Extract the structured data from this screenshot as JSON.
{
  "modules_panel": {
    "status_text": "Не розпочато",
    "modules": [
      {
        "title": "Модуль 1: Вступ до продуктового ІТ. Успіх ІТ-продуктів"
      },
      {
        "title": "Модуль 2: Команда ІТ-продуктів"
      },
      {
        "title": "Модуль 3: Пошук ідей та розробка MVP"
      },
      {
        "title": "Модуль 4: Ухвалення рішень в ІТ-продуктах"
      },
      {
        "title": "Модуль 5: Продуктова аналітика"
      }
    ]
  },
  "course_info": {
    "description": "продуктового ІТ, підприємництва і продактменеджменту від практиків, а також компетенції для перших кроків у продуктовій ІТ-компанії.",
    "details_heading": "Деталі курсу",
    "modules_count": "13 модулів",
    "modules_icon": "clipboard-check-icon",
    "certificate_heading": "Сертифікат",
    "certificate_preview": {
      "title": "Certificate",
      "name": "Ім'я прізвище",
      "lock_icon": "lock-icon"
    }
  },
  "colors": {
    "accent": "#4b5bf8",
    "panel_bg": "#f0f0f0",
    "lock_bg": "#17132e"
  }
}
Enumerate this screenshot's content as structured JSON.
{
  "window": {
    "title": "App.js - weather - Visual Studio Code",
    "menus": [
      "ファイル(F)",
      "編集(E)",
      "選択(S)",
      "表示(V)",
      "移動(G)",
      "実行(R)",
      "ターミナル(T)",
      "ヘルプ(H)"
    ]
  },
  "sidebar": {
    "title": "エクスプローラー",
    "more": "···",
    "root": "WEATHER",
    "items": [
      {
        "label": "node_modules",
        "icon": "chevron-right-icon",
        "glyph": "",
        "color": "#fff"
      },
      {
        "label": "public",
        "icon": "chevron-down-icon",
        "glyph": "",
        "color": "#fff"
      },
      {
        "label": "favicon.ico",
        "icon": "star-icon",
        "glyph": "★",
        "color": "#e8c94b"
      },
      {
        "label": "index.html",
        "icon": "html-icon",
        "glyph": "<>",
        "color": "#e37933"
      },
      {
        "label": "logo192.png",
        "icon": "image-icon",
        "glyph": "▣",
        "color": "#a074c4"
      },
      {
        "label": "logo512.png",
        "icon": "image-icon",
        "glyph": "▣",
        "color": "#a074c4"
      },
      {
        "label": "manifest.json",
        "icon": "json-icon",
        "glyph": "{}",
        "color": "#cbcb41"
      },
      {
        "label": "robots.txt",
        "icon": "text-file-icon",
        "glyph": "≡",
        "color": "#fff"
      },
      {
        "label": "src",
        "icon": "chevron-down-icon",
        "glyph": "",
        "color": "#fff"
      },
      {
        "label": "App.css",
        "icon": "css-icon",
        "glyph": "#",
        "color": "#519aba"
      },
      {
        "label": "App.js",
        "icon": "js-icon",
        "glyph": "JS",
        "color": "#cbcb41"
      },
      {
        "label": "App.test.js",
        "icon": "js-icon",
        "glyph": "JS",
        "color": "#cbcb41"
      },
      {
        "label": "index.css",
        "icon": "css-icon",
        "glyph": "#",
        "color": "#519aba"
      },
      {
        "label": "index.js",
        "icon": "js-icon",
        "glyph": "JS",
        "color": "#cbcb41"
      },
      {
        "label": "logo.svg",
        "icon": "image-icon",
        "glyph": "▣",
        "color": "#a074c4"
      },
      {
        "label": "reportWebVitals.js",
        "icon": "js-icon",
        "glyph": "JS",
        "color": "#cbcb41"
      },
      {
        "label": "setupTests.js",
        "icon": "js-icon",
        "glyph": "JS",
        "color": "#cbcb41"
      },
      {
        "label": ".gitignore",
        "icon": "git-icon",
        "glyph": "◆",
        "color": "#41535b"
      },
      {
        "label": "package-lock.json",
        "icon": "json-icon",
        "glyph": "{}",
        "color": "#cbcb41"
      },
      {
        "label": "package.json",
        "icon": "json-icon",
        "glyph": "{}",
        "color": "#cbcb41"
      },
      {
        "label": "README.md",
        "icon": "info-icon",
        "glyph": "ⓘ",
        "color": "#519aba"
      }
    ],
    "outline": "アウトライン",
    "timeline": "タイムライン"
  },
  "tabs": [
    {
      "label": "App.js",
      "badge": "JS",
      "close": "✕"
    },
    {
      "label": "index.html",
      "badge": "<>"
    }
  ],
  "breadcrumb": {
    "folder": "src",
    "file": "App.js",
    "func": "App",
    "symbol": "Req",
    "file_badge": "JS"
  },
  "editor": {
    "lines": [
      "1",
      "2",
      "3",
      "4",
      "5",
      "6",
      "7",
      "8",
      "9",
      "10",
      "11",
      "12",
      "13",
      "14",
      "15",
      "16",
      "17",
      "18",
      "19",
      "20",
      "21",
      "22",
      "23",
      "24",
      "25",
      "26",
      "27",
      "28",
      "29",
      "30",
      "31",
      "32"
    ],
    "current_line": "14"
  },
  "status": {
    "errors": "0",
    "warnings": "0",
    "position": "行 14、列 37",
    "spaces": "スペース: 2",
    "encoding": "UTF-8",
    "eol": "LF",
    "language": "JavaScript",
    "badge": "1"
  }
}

•••••

TASK OBJECTIVE → Give an exact copy of all the data shown above.

PROBLEM SOLUTION →
Extract the structured data from this screenshot as JSON.
{
  "modules_panel": {
    "status_text": "Не розпочато",
    "modules": [
      {
        "title": "Модуль 1: Вступ до продуктового ІТ. Успіх ІТ-продуктів"
      },
      {
        "title": "Модуль 2: Команда ІТ-продуктів"
      },
      {
        "title": "Модуль 3: Пошук ідей та розробка MVP"
      },
      {
        "title": "Модуль 4: Ухвалення рішень в ІТ-продуктах"
      },
      {
        "title": "Модуль 5: Продуктова аналітика"
      }
    ]
  },
  "course_info": {
    "description": "продуктового ІТ, підприємництва і продактменеджменту від практиків, а також компетенції для перших кроків у продуктовій ІТ-компанії.",
    "details_heading": "Деталі курсу",
    "modules_count": "13 модулів",
    "modules_icon": "clipboard-check-icon",
    "certificate_heading": "Сертифікат",
    "certificate_preview": {
      "title": "Certificate",
      "name": "Ім'я прізвище",
      "lock_icon": "lock-icon"
    }
  },
  "colors": {
    "accent": "#4b5bf8",
    "panel_bg": "#f0f0f0",
    "lock_bg": "#17132e"
  }
}
Enumerate this screenshot's content as structured JSON.
{
  "window": {
    "title": "App.js - weather - Visual Studio Code",
    "menus": [
      "ファイル(F)",
      "編集(E)",
      "選択(S)",
      "表示(V)",
      "移動(G)",
      "実行(R)",
      "ターミナル(T)",
      "ヘルプ(H)"
    ]
  },
  "sidebar": {
    "title": "エクスプローラー",
    "more": "···",
    "root": "WEATHER",
    "items": [
      {
        "label": "node_modules",
        "icon": "chevron-right-icon",
        "glyph": "",
        "color": "#fff"
      },
      {
        "label": "public",
        "icon": "chevron-down-icon",
        "glyph": "",
        "color": "#fff"
      },
      {
        "label": "favicon.ico",
        "icon": "star-icon",
        "glyph": "★",
        "color": "#e8c94b"
      },
      {
        "label": "index.html",
        "icon": "html-icon",
        "glyph": "<>",
        "color": "#e37933"
      },
      {
        "label": "logo192.png",
        "icon": "image-icon",
        "glyph": "▣",
        "color": "#a074c4"
      },
      {
        "label": "logo512.png",
        "icon": "image-icon",
        "glyph": "▣",
        "color": "#a074c4"
      },
      {
        "label": "manifest.json",
        "icon": "json-icon",
        "glyph": "{}",
        "color": "#cbcb41"
      },
      {
        "label": "robots.txt",
        "icon": "text-file-icon",
        "glyph": "≡",
        "color": "#fff"
      },
      {
        "label": "src",
        "icon": "chevron-down-icon",
        "glyph": "",
        "color": "#fff"
      },
      {
        "label": "App.css",
        "icon": "css-icon",
        "glyph": "#",
        "color": "#519aba"
      },
      {
        "label": "App.js",
        "icon": "js-icon",
        "glyph": "JS",
        "color": "#cbcb41"
      },
      {
        "label": "App.test.js",
        "icon": "js-icon",
        "glyph": "JS",
        "color": "#cbcb41"
      },
      {
        "label": "index.css",
        "icon": "css-icon",
        "glyph": "#",
        "color": "#519aba"
      },
      {
        "label": "index.js",
        "icon": "js-icon",
        "glyph": "JS",
        "color": "#cbcb41"
      },
      {
        "label": "logo.svg",
        "icon": "image-icon",
        "glyph": "▣",
        "color": "#a074c4"
      },
      {
        "label": "reportWebVitals.js",
        "icon": "js-icon",
        "glyph": "JS",
        "color": "#cbcb41"
      },
      {
        "label": "setupTests.js",
        "icon": "js-icon",
        "glyph": "JS",
        "color": "#cbcb41"
      },
      {
        "label": ".gitignore",
        "icon": "git-icon",
        "glyph": "◆",
        "color": "#41535b"
      },
      {
        "label": "package-lock.json",
        "icon": "json-icon",
        "glyph": "{}",
        "color": "#cbcb41"
      },
      {
        "label": "package.json",
        "icon": "json-icon",
        "glyph": "{}",
        "color": "#cbcb41"
      },
      {
        "label": "README.md",
        "icon": "info-icon",
        "glyph": "ⓘ",
        "color": "#519aba"
      }
    ],
    "outline": "アウトライン",
    "timeline": "タイムライン"
  },
  "tabs": [
    {
      "label": "App.js",
      "badge": "JS",
      "close": "✕"
    },
    {
      "label": "index.html",
      "badge": "<>"
    }
  ],
  "breadcrumb": {
    "folder": "src",
    "file": "App.js",
    "func": "App",
    "symbol": "Req",
    "file_badge": "JS"
  },
  "editor": {
    "lines": [
      "1",
      "2",
      "3",
      "4",
      "5",
      "6",
      "7",
      "8",
      "9",
      "10",
      "11",
      "12",
      "13",
      "14",
      "15",
      "16",
      "17",
      "18",
      "19",
      "20",
      "21",
      "22",
      "23",
      "24",
      "25",
      "26",
      "27",
      "28",
      "29",
      "30",
      "31",
      "32"
    ],
    "current_line": "14"
  },
  "status": {
    "errors": "0",
    "warnings": "0",
    "position": "行 14、列 37",
    "spaces": "スペース: 2",
    "encoding": "UTF-8",
    "eol": "LF",
    "language": "JavaScript",
    "badge": "1"
  }
}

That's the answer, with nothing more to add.